> **Short problem**
Every line below that mentions the word "JSON" should be copied out.

--- Start of Provided data ---

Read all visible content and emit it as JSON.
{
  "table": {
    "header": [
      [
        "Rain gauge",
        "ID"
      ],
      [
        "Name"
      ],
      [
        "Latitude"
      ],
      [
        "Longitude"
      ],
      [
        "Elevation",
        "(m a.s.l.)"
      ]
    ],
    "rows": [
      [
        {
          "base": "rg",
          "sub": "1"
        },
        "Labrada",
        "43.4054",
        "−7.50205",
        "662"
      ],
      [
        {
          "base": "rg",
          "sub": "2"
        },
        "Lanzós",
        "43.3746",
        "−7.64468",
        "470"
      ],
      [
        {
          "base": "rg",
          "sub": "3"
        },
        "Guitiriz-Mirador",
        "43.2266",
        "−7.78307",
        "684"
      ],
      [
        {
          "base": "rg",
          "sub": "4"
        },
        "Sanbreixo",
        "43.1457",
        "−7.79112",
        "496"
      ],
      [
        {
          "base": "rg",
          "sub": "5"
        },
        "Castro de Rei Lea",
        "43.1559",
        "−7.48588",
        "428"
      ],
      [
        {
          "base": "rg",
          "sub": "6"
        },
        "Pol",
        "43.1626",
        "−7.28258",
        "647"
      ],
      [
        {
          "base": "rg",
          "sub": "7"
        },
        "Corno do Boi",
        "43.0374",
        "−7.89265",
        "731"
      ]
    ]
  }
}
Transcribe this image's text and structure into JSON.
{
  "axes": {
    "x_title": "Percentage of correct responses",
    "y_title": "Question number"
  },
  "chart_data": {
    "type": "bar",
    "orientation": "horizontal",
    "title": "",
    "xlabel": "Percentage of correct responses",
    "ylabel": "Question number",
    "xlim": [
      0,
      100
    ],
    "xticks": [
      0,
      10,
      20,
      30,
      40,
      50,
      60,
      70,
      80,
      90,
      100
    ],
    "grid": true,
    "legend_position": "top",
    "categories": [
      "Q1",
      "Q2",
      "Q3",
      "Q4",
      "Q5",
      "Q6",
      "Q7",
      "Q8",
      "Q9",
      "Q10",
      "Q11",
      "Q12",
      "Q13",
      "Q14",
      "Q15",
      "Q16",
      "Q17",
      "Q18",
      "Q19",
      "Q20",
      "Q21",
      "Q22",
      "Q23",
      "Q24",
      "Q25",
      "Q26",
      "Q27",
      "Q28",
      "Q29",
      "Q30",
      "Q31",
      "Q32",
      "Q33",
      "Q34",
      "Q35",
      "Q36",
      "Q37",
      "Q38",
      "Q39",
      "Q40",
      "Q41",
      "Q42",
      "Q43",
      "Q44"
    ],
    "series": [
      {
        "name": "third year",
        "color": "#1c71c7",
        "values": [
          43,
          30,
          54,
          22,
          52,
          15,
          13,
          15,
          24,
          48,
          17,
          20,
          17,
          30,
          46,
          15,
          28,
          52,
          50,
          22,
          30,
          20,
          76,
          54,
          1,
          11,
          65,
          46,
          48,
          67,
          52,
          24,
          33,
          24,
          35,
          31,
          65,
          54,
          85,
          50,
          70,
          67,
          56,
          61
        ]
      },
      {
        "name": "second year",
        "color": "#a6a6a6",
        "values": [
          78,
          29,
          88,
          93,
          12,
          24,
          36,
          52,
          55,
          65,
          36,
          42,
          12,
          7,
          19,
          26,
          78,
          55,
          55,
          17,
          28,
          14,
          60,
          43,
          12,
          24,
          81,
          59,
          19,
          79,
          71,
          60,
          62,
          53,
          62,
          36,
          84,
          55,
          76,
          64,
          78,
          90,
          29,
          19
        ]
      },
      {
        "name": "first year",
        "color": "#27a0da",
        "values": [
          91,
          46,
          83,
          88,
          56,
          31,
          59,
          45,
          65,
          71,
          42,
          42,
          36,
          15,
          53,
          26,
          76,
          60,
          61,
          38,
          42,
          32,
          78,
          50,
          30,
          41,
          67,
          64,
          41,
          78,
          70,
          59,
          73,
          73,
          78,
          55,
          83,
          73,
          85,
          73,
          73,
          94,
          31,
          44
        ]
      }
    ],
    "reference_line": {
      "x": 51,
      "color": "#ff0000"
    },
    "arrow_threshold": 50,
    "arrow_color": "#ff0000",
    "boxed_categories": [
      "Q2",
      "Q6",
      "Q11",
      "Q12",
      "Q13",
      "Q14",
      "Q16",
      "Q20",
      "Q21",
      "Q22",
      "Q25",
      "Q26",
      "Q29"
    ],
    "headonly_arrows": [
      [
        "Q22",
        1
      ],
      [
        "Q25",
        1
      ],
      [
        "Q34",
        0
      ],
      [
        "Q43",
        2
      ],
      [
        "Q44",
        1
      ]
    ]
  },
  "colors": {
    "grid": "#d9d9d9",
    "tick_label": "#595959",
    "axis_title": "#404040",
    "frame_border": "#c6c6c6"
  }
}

--- End of Provided data ---

> **Written solution**
Read all visible content and emit it as JSON.
Transcribe this image's text and structure into JSON.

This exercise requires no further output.